Supplied text:
········
Similar to the debate that has been occurring with respect to surgical excision of the intact primary tumor in stage IV breast cancer patients, there are also reports describing potential benefits for oligo-metastastectomy. This subgroup of patients is primarily limited to those who had previously undergone curative-intent therapy and then subsequently suffered a metastatic recurrence. The numbers are small in most studies, but there have been consistent findings of improved survival. The largest experience has been in patients with pulmonary and liver metastases, and this discussion will be limited to these two metastatic sites.
········
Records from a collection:
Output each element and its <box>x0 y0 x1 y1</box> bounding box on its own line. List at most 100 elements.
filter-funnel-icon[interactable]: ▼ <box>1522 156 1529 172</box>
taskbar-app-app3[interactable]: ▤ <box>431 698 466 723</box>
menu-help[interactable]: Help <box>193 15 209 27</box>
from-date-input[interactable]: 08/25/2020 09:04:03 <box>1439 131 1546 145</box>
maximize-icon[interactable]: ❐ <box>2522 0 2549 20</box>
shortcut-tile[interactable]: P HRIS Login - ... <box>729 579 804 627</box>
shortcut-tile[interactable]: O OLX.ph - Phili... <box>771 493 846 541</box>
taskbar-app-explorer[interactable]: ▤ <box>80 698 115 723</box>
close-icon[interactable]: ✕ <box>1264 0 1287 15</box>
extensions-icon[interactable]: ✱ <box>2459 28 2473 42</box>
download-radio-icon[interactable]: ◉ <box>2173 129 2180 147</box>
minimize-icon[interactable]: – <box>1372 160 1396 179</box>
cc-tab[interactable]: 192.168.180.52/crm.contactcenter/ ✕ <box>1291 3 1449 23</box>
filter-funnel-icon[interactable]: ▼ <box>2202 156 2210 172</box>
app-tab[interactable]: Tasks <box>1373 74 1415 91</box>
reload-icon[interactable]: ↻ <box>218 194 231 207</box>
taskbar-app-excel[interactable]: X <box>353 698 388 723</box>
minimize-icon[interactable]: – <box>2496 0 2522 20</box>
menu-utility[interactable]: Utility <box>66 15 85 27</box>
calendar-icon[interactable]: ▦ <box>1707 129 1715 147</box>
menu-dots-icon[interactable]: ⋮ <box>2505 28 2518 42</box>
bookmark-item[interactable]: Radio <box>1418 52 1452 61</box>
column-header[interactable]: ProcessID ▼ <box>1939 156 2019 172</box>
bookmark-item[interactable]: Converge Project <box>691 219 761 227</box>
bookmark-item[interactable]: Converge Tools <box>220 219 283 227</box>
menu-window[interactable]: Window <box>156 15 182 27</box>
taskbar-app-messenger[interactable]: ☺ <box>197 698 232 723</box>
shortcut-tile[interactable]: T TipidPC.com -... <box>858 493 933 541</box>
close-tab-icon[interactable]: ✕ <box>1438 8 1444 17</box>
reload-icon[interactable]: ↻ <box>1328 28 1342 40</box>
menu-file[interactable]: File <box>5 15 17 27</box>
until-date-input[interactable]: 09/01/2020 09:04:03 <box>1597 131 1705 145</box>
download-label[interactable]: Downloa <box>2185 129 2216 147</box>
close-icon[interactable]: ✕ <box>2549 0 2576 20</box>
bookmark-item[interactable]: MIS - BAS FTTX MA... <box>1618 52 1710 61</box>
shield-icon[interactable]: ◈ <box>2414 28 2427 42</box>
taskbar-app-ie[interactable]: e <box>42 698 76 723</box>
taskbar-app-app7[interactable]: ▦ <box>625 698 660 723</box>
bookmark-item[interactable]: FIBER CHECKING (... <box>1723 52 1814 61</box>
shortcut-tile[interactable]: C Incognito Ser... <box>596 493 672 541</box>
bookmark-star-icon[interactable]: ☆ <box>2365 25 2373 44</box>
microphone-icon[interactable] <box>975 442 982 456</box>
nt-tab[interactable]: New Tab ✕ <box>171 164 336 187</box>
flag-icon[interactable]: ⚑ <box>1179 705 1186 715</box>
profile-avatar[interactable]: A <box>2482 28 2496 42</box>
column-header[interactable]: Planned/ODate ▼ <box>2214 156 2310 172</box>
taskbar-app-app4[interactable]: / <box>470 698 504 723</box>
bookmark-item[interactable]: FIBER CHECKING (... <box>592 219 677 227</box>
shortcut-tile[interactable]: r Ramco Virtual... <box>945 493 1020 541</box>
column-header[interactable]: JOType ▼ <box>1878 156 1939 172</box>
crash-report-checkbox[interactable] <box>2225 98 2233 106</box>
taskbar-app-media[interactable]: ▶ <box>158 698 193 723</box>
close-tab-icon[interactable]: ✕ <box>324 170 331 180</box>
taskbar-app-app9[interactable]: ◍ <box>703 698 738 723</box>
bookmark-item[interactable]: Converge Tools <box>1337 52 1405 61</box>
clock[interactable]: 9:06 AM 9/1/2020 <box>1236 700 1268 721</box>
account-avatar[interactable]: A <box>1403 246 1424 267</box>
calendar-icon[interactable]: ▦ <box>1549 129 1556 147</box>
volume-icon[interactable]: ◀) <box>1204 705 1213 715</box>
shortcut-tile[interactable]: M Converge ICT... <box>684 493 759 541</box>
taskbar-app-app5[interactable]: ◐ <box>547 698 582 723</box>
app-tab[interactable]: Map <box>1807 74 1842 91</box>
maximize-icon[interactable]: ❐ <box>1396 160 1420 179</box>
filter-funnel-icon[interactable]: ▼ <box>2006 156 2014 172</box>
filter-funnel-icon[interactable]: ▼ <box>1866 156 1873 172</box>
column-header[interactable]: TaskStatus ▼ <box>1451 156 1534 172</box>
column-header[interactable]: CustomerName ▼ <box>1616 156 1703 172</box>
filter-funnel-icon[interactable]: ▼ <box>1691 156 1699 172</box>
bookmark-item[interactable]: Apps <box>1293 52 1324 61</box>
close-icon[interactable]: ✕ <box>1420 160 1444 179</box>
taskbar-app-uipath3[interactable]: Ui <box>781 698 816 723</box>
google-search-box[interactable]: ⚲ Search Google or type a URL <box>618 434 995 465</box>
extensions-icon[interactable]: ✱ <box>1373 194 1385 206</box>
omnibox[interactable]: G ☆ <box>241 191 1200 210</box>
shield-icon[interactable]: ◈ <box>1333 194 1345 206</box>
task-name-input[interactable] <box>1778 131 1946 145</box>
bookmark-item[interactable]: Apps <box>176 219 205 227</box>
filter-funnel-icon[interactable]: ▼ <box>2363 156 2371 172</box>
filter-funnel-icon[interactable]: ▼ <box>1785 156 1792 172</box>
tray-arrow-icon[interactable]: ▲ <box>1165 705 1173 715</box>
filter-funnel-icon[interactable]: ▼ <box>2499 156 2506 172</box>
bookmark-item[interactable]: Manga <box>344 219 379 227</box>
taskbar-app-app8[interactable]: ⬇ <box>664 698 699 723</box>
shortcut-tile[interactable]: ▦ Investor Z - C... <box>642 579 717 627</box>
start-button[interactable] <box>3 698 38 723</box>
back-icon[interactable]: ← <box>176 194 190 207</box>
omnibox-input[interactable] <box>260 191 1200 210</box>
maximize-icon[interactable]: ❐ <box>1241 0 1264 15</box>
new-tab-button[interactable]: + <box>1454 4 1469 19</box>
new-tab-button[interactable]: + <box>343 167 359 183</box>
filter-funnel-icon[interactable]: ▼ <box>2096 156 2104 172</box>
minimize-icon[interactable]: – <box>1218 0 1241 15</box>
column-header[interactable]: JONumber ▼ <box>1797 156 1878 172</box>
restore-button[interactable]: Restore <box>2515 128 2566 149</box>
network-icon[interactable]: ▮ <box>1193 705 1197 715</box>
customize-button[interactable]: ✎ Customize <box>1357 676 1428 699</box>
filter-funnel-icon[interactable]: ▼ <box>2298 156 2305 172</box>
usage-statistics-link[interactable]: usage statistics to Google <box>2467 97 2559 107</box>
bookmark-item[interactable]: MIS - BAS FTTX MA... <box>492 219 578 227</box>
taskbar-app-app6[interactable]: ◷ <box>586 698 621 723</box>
········
Task prompt:
According to the passage on stage IV breast cancer, which two metastatic sites is the discussion limited to?

Answer box:
Pulmonary and liver metastases.